*What this task involves:*
How many lines of the material below contain the string "title"? Answer with the number and nothing else.

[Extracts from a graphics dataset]
- - - - - - -
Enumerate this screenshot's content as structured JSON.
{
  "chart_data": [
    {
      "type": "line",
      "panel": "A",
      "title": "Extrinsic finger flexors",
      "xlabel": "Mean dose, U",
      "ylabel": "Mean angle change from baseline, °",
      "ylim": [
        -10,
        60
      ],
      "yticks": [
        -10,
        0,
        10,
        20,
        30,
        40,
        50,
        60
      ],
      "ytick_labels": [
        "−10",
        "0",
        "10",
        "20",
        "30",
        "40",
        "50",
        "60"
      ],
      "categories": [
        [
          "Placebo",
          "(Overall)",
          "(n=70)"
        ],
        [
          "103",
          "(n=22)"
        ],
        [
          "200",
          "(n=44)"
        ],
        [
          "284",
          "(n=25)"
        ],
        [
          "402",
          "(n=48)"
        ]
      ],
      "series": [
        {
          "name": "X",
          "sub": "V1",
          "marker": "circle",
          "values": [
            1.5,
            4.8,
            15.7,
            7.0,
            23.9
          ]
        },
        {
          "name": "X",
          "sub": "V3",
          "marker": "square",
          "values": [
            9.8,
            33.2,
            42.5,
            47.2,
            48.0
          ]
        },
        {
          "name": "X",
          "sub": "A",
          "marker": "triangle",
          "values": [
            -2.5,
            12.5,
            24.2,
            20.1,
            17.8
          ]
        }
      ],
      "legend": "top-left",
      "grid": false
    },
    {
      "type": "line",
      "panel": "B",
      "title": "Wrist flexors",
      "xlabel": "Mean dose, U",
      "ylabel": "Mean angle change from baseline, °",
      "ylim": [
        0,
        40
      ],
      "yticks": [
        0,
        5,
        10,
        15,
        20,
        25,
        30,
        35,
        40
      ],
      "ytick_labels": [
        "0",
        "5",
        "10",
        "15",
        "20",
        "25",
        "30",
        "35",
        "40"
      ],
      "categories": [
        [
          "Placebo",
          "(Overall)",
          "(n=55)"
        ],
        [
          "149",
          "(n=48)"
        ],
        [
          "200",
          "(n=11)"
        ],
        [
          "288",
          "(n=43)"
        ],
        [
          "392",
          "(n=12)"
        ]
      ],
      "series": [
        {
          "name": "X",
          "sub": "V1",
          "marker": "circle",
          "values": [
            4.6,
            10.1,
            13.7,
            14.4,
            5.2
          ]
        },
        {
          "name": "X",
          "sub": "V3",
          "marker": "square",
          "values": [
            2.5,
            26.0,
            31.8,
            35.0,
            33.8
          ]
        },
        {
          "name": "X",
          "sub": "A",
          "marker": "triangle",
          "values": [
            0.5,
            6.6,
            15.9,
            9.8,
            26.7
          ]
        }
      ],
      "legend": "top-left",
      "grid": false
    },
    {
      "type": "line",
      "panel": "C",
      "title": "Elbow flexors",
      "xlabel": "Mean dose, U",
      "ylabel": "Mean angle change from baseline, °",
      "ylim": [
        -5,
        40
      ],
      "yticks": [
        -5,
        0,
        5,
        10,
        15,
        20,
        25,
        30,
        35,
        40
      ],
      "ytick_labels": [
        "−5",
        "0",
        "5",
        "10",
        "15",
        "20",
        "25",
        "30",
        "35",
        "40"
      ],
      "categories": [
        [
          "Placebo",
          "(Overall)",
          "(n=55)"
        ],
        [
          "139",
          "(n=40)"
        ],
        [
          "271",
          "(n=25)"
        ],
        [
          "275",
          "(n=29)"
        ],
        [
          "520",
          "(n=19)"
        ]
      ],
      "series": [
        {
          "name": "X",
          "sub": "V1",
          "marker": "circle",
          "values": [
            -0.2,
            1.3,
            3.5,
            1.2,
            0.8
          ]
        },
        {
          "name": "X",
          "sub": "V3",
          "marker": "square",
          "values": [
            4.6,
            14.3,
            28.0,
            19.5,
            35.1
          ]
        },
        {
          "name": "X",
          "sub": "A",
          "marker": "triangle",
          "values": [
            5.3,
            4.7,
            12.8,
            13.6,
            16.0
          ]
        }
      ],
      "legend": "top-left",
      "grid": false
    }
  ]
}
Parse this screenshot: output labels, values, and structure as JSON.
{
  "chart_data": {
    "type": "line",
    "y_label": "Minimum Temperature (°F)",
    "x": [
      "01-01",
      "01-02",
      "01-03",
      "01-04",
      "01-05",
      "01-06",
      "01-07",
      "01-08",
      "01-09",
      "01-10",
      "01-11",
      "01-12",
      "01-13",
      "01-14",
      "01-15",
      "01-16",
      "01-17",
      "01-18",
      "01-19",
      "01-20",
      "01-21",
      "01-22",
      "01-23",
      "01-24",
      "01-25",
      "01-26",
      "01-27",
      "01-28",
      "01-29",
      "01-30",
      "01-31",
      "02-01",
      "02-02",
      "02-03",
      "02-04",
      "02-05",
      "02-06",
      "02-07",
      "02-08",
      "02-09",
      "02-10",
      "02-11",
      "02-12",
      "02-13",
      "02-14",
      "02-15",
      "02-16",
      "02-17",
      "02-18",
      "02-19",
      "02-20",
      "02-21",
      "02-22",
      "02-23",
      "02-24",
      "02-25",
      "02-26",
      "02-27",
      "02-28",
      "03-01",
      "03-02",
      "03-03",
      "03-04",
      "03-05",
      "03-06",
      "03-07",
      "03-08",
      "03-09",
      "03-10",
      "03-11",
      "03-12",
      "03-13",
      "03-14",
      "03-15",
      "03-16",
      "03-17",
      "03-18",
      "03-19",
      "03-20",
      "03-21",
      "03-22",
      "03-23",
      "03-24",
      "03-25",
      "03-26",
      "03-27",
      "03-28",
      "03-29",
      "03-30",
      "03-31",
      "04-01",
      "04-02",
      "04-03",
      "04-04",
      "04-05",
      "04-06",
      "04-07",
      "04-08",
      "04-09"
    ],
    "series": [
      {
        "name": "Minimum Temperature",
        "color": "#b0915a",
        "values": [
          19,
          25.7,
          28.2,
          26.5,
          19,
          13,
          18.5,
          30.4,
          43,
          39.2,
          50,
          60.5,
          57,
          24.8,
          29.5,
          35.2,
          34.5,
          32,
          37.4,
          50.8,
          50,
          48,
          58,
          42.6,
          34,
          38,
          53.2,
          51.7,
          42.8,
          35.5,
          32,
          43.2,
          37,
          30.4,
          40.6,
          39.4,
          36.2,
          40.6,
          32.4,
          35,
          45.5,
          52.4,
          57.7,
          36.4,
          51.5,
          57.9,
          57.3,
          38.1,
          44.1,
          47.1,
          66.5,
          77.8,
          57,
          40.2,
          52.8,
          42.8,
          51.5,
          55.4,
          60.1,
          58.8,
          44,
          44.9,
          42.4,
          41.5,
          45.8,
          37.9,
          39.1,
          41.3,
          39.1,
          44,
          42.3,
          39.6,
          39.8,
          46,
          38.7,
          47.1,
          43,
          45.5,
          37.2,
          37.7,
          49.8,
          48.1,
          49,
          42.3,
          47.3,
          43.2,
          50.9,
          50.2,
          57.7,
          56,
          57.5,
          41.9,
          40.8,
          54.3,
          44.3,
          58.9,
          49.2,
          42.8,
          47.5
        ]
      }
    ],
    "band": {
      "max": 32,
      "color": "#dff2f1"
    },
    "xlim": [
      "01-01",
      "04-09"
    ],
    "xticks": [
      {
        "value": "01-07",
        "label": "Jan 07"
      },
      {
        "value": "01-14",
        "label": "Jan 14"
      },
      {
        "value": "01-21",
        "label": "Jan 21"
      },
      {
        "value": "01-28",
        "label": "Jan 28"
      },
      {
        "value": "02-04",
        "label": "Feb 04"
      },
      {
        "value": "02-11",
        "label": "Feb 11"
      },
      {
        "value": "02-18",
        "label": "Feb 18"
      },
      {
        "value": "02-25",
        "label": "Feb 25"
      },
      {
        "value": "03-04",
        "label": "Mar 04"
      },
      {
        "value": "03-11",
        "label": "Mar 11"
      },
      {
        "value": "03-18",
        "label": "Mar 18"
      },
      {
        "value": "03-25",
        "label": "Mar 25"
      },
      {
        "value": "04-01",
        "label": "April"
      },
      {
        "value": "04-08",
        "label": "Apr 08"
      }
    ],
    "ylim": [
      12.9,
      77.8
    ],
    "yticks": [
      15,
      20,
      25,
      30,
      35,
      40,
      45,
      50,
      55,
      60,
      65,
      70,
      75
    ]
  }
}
- - - - - - -
*Result:*
3